Requirements
Transcribe each line of the material as it is, and drop any picture.

Source data

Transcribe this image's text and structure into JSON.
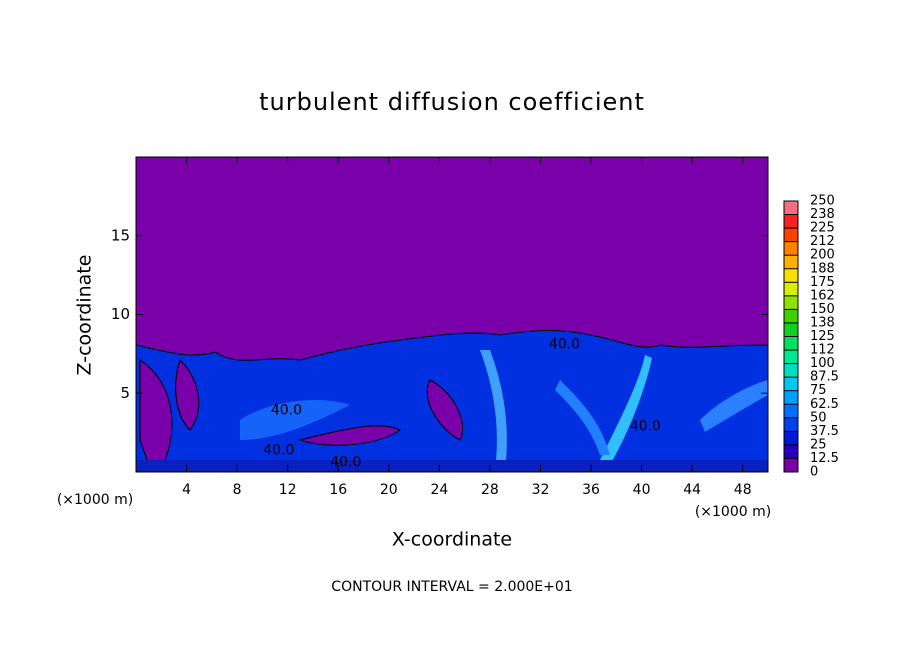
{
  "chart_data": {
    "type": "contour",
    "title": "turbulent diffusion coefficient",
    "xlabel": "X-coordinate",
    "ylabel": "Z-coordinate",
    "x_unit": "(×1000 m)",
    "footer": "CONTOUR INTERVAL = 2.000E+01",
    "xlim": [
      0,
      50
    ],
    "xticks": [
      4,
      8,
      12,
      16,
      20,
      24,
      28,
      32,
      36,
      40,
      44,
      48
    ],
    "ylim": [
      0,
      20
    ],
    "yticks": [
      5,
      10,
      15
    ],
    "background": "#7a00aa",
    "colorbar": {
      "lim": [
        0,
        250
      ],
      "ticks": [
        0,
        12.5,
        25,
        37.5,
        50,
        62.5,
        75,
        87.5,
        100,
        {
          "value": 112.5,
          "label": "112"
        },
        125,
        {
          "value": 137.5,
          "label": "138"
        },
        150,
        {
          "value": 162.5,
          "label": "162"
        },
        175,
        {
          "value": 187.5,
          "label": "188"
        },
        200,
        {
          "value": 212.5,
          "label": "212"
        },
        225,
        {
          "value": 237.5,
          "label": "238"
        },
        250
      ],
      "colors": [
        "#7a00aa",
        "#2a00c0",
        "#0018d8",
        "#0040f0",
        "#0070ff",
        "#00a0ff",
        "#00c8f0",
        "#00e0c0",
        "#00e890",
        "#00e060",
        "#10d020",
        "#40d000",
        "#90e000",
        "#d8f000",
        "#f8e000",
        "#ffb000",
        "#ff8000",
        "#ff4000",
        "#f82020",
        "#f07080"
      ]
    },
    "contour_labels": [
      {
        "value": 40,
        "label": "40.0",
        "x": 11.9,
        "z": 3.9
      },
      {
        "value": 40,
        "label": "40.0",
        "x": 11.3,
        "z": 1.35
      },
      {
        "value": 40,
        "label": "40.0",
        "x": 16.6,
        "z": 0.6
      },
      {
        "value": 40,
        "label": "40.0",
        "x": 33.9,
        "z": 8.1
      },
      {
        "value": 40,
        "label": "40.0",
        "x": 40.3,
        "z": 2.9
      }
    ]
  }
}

Response for this exercise
Transcribe this image's text and structure into JSON.
{
  "chart_data": {
    "type": "contour",
    "title": "turbulent diffusion coefficient",
    "xlabel": "X-coordinate",
    "ylabel": "Z-coordinate",
    "x_unit": "(×1000 m)",
    "footer": "CONTOUR INTERVAL = 2.000E+01",
    "xlim": [
      0,
      50
    ],
    "xticks": [
      4,
      8,
      12,
      16,
      20,
      24,
      28,
      32,
      36,
      40,
      44,
      48
    ],
    "ylim": [
      0,
      20
    ],
    "yticks": [
      5,
      10,
      15
    ],
    "background": "#7a00aa",
    "colorbar": {
      "lim": [
        0,
        250
      ],
      "ticks": [
        0,
        12.5,
        25,
        37.5,
        50,
        62.5,
        75,
        87.5,
        100,
        {
          "value": 112.5,
          "label": "112"
        },
        125,
        {
          "value": 137.5,
          "label": "138"
        },
        150,
        {
          "value": 162.5,
          "label": "162"
        },
        175,
        {
          "value": 187.5,
          "label": "188"
        },
        200,
        {
          "value": 212.5,
          "label": "212"
        },
        225,
        {
          "value": 237.5,
          "label": "238"
        },
        250
      ],
      "colors": [
        "#7a00aa",
        "#2a00c0",
        "#0018d8",
        "#0040f0",
        "#0070ff",
        "#00a0ff",
        "#00c8f0",
        "#00e0c0",
        "#00e890",
        "#00e060",
        "#10d020",
        "#40d000",
        "#90e000",
        "#d8f000",
        "#f8e000",
        "#ffb000",
        "#ff8000",
        "#ff4000",
        "#f82020",
        "#f07080"
      ]
    },
    "contour_labels": [
      {
        "value": 40,
        "label": "40.0",
        "x": 11.9,
        "z": 3.9
      },
      {
        "value": 40,
        "label": "40.0",
        "x": 11.3,
        "z": 1.35
      },
      {
        "value": 40,
        "label": "40.0",
        "x": 16.6,
        "z": 0.6
      },
      {
        "value": 40,
        "label": "40.0",
        "x": 33.9,
        "z": 8.1
      },
      {
        "value": 40,
        "label": "40.0",
        "x": 40.3,
        "z": 2.9
      }
    ]
  }
}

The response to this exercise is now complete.